*表示された文章:*

-=-=-=-=-

平成24年2月号
社会保障・税一体改革大綱 閣議決定!!
政府は、平成24年1月6日にまとめた社会保障・税の一体改革素案についてそのまま「大綱」として閣議決定した。野党との合意が得られないまま法案を国会に提出する見込みである。今月のオーキス通信は、この大綱のうち消費税増税・相続税基礎控除下を含む税制抜本改革についてまとめた。
消費税
◆税率の引上
消費税の税率を次のとおり引き上げる。
イ 平成26 年4月1日 6.3%(地方消費税と合せて8%)
ロ 平成27 年10 月1日 7.8%(地方消費税と合せて10%)
(注1)上記の改正は、平成26 年4月1日(ロについては平成27 年10 月1日)以後に行われる資産の譲渡等について適用する。なお、工事の請負等について所要の経過措置を設ける。
(注2)法律成立後、引上げにあたっての経済状況の判断を行うとともに、経済財政状況の激変にも柔軟に対応できるよう、消費税率引上げ実施前に「経済状況の好転」について、名目・実質成長率、物価動向など、種々の経済指標を確認し、経済状況等を総合的に勘案した上で、引上げの停止を含め所要の措置を講ずるものとする旨の規定を設ける。
◆ 課税の適正化
イ 事業者免税点制度
(イ) 資本金1,000 万円未満の新設法人に関する免税点制度について、5億円超の課税売上高を有する事業者が直接又は間接に支配する法人(親族、関連会社等を含めた資本の持分比率が50%超の会社)を設立した場合については、当該設立された法人の設立当初2年間については、課税事業者とするなど現行の資本金1,000 万円以上の新設法人に対する措置と同様の措置を講じる。

-=-=-=-=-

ページ区分データ:
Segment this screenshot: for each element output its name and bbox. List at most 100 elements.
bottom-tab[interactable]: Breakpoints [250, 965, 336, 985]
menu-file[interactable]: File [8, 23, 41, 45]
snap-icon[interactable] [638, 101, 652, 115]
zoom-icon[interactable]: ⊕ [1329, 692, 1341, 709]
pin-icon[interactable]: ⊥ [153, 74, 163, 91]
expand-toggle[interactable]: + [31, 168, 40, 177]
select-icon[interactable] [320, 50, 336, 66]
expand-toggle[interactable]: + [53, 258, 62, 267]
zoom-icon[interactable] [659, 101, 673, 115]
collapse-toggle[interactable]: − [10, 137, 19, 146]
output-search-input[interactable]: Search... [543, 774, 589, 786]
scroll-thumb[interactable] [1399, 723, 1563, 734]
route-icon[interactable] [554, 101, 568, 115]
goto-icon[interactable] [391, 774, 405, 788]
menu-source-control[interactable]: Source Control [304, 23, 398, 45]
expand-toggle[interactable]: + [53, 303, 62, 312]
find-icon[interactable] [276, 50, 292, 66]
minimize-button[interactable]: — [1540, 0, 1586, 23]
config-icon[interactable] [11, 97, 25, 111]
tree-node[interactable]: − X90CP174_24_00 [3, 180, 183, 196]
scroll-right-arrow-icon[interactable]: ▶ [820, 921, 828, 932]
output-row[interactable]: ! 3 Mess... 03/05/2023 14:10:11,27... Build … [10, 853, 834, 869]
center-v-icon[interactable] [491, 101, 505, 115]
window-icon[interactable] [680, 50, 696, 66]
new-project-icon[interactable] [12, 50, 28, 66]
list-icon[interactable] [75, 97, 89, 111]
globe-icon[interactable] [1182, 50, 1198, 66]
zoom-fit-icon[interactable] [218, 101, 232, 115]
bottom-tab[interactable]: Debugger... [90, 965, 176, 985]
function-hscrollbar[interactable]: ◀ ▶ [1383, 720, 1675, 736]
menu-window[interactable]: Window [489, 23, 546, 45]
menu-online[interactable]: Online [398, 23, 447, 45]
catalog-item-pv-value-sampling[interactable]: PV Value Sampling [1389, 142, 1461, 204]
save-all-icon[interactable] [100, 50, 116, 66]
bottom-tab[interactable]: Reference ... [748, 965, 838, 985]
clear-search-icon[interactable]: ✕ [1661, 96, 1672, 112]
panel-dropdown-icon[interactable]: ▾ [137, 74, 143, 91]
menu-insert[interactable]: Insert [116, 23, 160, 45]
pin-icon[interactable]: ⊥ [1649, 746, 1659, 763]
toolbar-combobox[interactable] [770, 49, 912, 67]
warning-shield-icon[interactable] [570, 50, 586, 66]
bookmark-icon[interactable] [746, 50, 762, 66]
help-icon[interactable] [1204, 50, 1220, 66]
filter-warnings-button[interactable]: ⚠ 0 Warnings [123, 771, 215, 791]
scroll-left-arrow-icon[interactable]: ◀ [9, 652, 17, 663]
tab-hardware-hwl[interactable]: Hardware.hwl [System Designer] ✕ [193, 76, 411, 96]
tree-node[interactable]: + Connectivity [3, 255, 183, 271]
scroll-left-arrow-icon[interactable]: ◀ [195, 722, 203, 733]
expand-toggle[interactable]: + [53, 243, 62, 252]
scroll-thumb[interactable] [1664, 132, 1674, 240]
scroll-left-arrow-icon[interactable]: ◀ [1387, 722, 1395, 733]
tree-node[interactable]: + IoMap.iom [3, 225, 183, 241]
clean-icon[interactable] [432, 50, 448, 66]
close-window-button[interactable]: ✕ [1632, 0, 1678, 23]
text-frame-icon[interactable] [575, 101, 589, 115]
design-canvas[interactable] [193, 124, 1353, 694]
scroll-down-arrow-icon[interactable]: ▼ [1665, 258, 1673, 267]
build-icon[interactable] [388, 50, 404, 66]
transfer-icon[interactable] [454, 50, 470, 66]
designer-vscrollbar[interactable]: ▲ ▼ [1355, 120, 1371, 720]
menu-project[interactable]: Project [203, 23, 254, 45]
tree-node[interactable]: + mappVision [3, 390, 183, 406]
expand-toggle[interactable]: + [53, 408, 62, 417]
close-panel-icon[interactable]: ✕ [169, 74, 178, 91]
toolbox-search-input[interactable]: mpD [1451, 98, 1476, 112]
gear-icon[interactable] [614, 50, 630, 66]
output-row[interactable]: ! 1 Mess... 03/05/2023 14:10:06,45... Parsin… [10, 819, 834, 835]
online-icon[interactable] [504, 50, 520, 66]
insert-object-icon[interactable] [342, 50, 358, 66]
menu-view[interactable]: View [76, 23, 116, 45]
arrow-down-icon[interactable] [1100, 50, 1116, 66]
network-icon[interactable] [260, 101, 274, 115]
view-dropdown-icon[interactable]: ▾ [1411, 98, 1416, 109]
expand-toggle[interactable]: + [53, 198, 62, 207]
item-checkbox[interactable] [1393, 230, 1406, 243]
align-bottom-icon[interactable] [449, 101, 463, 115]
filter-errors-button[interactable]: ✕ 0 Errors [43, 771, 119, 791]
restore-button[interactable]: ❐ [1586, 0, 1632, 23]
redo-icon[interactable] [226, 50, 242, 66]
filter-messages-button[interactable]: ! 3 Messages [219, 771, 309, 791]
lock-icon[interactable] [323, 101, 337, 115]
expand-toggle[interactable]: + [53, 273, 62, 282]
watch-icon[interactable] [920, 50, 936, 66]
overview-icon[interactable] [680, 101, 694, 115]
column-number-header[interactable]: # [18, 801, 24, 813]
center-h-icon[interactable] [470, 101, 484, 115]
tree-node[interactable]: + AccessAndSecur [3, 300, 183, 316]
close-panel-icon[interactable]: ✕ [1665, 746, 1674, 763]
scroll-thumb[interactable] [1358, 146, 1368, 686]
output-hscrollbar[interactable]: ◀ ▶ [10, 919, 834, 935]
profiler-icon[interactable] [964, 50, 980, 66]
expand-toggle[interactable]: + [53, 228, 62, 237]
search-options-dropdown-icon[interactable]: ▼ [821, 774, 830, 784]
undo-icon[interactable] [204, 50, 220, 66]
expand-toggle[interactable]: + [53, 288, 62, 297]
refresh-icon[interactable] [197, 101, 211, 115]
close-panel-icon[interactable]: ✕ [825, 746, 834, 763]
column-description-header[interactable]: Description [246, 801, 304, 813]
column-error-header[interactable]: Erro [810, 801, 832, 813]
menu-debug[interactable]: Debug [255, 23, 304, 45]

-=-=-=-=-

*作業指示 A:*
税制改革の文章から、「政府は、平成24年1月6日に」から「ものとする旨の規定を設ける。」までを全部そのまま引用してください。
*作業指示 B:*
税制改革の文章に出てくる消費税の税率を、地方消費税と合わせた率も含めてすべて挙げてください。
*作業指示 C:*
税制改革の文章の続きを、最後の文のあとから書いてください。

*作業結果 A:*
政府は、平成24年1月6日にまとめた社会保障・税の一体改革素案についてそのまま「大綱」として閣議決定した。野党との合意が得られないまま法案を国会に提出する見込みである。今月のオーキス通信は、この大綱のうち消費税増税・相続税基礎控除下を含む税制抜本改革についてまとめた。
消費税
◆税率の引上
消費税の税率を次のとおり引き上げる。
イ 平成26 年4月1日 6.3%(地方消費税と合せて8%)
ロ 平成27 年10 月1日 7.8%(地方消費税と合せて10%)
(注1)上記の改正は、平成26 年4月1日(ロについては平成27 年10 月1日)以後に行われる資産の譲渡等について適用する。なお、工事の請負等について所要の経過措置を設ける。
(注2)法律成立後、引上げにあたっての経済状況の判断を行うとともに、経済財政状況の激変にも柔軟に対応できるよう、消費税率引上げ実施前に「経済状況の好転」について、名目・実質成長率、物価動向など、種々の経済指標を確認し、経済状況等を総合的に勘案した上で、引上げの停止を含め所要の措置を講ずるものとする旨の規定を設ける。

*作業結果 B:*
6.3%
8%
7.8%
10%

*作業結果 C:*
(ロ) (イ)に該当することとなった場合の届出書の提出などについて所要の措置を講じる。
(注)上記の改正は、平成26 年4月1日以後に設立される法人について適用する。
ロ 簡易課税制度
簡易課税制度のみなし仕入率については、今般、同制度に関する実態調査を行ったところ、業種によっては、みなし仕入率の水準が実際の仕入率を大幅に上回っている状況にあることが確認された。今後、更なる実態調査を行い、その結果も踏まえた上で、みなし仕入率の水準について必要な見直しを行うものとする。
ハ 中間申告制度
(イ) 中間申告義務のない直前の課税期間の確定消費税額(地方消費税を含む。)が60 万円以下の事業者のうち、自主的に中間申告を行う意思を有する事業者について、任意の中間申告(年1回・半期)を可能とする制度を導入する。
(注)上記の改正は、平成26 年4月1日以後に開始する課税期間に係るものについて適用する。
(ロ) 消費税の中間申告(年1回、3回又は11 回)に係る確定消費税額の最低額については、消費税額と地方消費税額を合わせた額を現行の最低額と同一とすることを基本として調整する。
個人所得税関係
現行の所得税の税率構造に加えて、課税所得5,000 万円超について45%の税率を設ける。
(注)上記の改正は、平成27 年分の所得税から適用する。
相続税関係
◆相続税基礎控除
(現行制度)
5000万円+1000万円×法定相続人の数
(改正内容)
3000万円+600万円×法定相続人の数
◆死亡保険金に係る非課税制度
(現行制度)
500万円×法定相続人の数
(改正内容)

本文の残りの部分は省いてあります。